> [QUOTED PASSAGE]
---+---

The National Republican Congressional Committee has stopped television ad spending in Arizona’s 2nd District days after the party’s candidate stumbled during a debate, according to Roll Call.

During the race’s only debate, Lea Marquez Peterson drew guffaws for a vague answer on whether she believes in climate change.

Marquez Peterson trails Democratic opponent, former U.S. Rep. Ann Kirkpatrick, by 11 points in a recent New York Times/Siena College poll.

Kirkpatrick lost to Sen. John McCain in a bid for the senate in 2016.

Health care has also been a vulnerability for Marquez Peterson.

Kirkpatrick lost her seat in 2010 in part due to her vote for President Barack Obama’s health care law, but she has since found her support for the law in 2010 is benefiting her in this race.

The candidate said during the debate this week that she was motivated to run when district Rep. Martha McSally voted for a Republican bill that would have left millions more patients without health coverage.

Support for the 2010 health care law has ticked upward since Republican efforts to void the law last year, according to the Kaiser Family Foundation’s monthly tracking poll.

McSally is running against U.S. Rep. Kyrsten Sinema for Sen. Jeff Flake’s soon-to-be-vacated seat. That race is too close to call.

The Tucson-based 2nd district in southern Arizona is one of the most evenly divided in the nation, with Democrats enjoying only a small registration advantage over Republicans, and nearly a third of voters officially independents.

After four years represented by McSally, the district is leaning left again.

Kirkpatrick’s victory would shift Arizona’s nine-member House delegation from 5-4 Republican majority to a 5-4 advantage for the Democrats.

---+---

> [RECORDS SUPPLIED]

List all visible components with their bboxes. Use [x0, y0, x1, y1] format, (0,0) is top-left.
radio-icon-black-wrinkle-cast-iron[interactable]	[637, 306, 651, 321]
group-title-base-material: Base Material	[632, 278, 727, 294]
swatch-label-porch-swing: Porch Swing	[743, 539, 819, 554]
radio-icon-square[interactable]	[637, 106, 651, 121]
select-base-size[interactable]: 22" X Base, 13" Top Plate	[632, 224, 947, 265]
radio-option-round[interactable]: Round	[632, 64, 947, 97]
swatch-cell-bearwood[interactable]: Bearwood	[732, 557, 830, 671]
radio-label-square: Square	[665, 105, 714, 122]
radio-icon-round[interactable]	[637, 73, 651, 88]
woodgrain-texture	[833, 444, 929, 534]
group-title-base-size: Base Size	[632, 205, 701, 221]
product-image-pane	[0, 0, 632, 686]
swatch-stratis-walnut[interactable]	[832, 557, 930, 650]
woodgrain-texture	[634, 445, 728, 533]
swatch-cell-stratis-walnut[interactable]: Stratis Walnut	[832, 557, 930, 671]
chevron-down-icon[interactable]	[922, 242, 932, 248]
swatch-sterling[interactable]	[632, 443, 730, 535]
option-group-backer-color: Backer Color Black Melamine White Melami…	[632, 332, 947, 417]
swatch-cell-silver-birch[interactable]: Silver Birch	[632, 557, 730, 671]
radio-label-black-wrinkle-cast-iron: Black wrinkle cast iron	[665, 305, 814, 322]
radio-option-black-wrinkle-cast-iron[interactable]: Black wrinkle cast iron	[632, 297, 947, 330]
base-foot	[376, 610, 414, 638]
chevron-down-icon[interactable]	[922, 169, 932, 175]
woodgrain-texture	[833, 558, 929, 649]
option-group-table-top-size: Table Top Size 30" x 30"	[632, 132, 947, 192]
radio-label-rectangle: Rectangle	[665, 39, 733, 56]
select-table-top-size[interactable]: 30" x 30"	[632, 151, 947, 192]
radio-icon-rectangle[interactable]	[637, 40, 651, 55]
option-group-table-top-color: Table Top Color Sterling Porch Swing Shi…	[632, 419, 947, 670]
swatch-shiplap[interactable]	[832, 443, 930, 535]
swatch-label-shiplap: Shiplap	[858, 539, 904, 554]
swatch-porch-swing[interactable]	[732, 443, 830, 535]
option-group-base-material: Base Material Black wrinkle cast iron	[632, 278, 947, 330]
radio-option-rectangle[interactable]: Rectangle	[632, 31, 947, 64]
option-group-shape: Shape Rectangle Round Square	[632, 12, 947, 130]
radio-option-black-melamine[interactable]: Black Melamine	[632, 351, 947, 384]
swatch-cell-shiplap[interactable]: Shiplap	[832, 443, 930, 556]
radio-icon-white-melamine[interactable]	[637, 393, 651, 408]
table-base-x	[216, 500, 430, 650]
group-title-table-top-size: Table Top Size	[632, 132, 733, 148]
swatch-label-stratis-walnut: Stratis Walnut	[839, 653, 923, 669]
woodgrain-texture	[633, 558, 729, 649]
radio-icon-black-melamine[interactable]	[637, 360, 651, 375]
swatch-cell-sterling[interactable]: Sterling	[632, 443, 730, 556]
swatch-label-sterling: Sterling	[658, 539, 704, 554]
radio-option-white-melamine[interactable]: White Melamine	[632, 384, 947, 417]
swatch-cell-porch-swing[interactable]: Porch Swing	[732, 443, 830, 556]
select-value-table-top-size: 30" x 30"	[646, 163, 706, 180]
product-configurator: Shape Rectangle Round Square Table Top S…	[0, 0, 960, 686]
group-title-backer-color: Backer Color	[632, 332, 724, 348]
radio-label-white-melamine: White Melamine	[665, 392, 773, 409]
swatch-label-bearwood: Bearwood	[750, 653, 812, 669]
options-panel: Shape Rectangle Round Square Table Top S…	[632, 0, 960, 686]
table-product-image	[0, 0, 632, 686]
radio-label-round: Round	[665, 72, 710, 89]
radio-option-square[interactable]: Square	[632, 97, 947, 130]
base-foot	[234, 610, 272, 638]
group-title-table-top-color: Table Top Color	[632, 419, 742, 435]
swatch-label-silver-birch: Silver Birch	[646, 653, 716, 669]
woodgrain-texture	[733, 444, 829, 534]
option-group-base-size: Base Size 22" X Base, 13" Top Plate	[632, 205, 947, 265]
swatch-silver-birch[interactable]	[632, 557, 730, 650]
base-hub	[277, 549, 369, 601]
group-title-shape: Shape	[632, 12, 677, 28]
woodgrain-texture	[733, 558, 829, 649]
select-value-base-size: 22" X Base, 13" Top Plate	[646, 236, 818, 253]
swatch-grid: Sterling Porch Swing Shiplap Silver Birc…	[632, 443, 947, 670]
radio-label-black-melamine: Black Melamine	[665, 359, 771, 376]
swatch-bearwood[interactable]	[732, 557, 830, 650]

---+---

> [TASK OBJECTIVE]
Answer the following questions using the article on Arizona's 2nd District race.
1. By how many points does Lea Marquez Peterson trail Ann Kirkpatrick in the New York Times/Siena College poll?
2. What share of voters in the 2nd district are officially independents?
3. How would a Kirkpatrick victory change Arizona's nine-member House delegation?

> [EXERCISE OUTPUT]
1. 11 points.
2. Nearly a third.
3. It would shift from a 5-4 Republican majority to a 5-4 advantage for the Democrats.